### [Layout region records]
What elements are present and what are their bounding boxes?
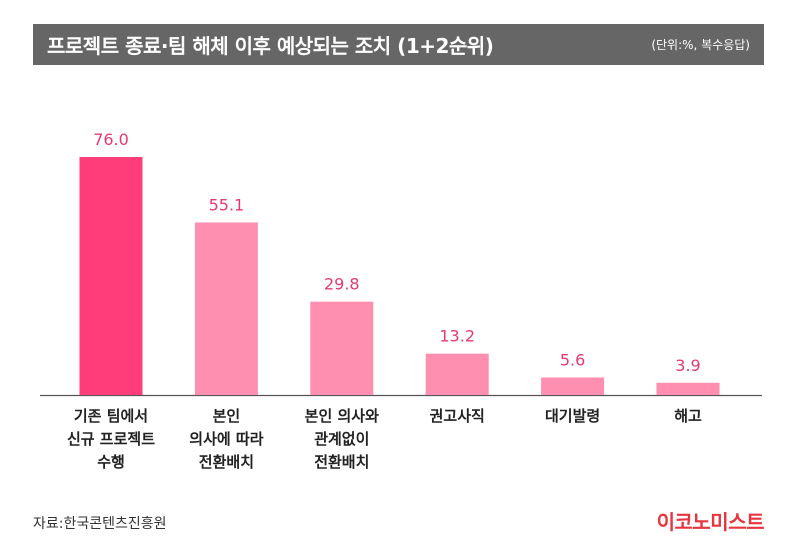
value-label-1: 55.1 xyxy=(209,195,245,214)
category-label-2-line-0: 본인 의사와 xyxy=(305,407,379,425)
value-label-5: 3.9 xyxy=(675,356,700,375)
category-label-4-line-0: 대기발령 xyxy=(545,407,600,425)
category-label-0-line-0: 기존 팀에서 xyxy=(74,407,148,425)
category-label-3-line-0: 권고사직 xyxy=(430,407,485,425)
category-label-2-line-1: 관계없이 xyxy=(314,430,369,448)
bar-5 xyxy=(656,382,720,395)
value-label-4: 5.6 xyxy=(560,350,585,369)
chart-title: 프로젝트 종료·팀 해체 이후 예상되는 조치 (1+2순위) xyxy=(47,34,494,58)
category-label-5-line-0: 해고 xyxy=(674,407,702,425)
category-label-0-line-2: 수행 xyxy=(97,453,125,471)
bar-2 xyxy=(310,301,374,395)
title-bar: 프로젝트 종료·팀 해체 이후 예상되는 조치 (1+2순위) (단위:%, 복… xyxy=(33,24,764,65)
brand-logo: 이코노미스트 xyxy=(656,510,765,534)
bar-4 xyxy=(541,377,605,395)
category-label-1-line-0: 본인 xyxy=(213,407,241,425)
category-label-1-line-2: 전환배치 xyxy=(199,453,254,471)
category-label-1-line-1: 의사에 따라 xyxy=(189,430,263,448)
unit-note: (단위:%, 복수응답) xyxy=(651,38,750,52)
bar-1 xyxy=(194,222,258,395)
category-label-2-line-2: 전환배치 xyxy=(314,453,369,471)
bar-0 xyxy=(79,157,143,395)
value-label-0: 76.0 xyxy=(93,130,129,149)
bar-3 xyxy=(425,353,489,395)
value-label-2: 29.8 xyxy=(324,275,360,294)
value-label-3: 13.2 xyxy=(439,327,475,346)
source-note: 자료:한국콘텐츠진흥원 xyxy=(33,516,167,532)
category-label-0-line-1: 신규 프로젝트 xyxy=(67,430,155,448)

### [To do]
Pull out each line of the entries above that contains the string "category", treating uppercase and lowercase as different.

### [Result]
category-label-2-line-0: 본인 의사와 xyxy=(305,407,379,425)
category-label-4-line-0: 대기발령 xyxy=(545,407,600,425)
category-label-0-line-0: 기존 팀에서 xyxy=(74,407,148,425)
category-label-3-line-0: 권고사직 xyxy=(430,407,485,425)
category-label-2-line-1: 관계없이 xyxy=(314,430,369,448)
category-label-5-line-0: 해고 xyxy=(674,407,702,425)
category-label-0-line-2: 수행 xyxy=(97,453,125,471)
category-label-1-line-0: 본인 xyxy=(213,407,241,425)
category-label-1-line-2: 전환배치 xyxy=(199,453,254,471)
category-label-1-line-1: 의사에 따라 xyxy=(189,430,263,448)
category-label-2-line-2: 전환배치 xyxy=(314,453,369,471)
category-label-0-line-1: 신규 프로젝트 xyxy=(67,430,155,448)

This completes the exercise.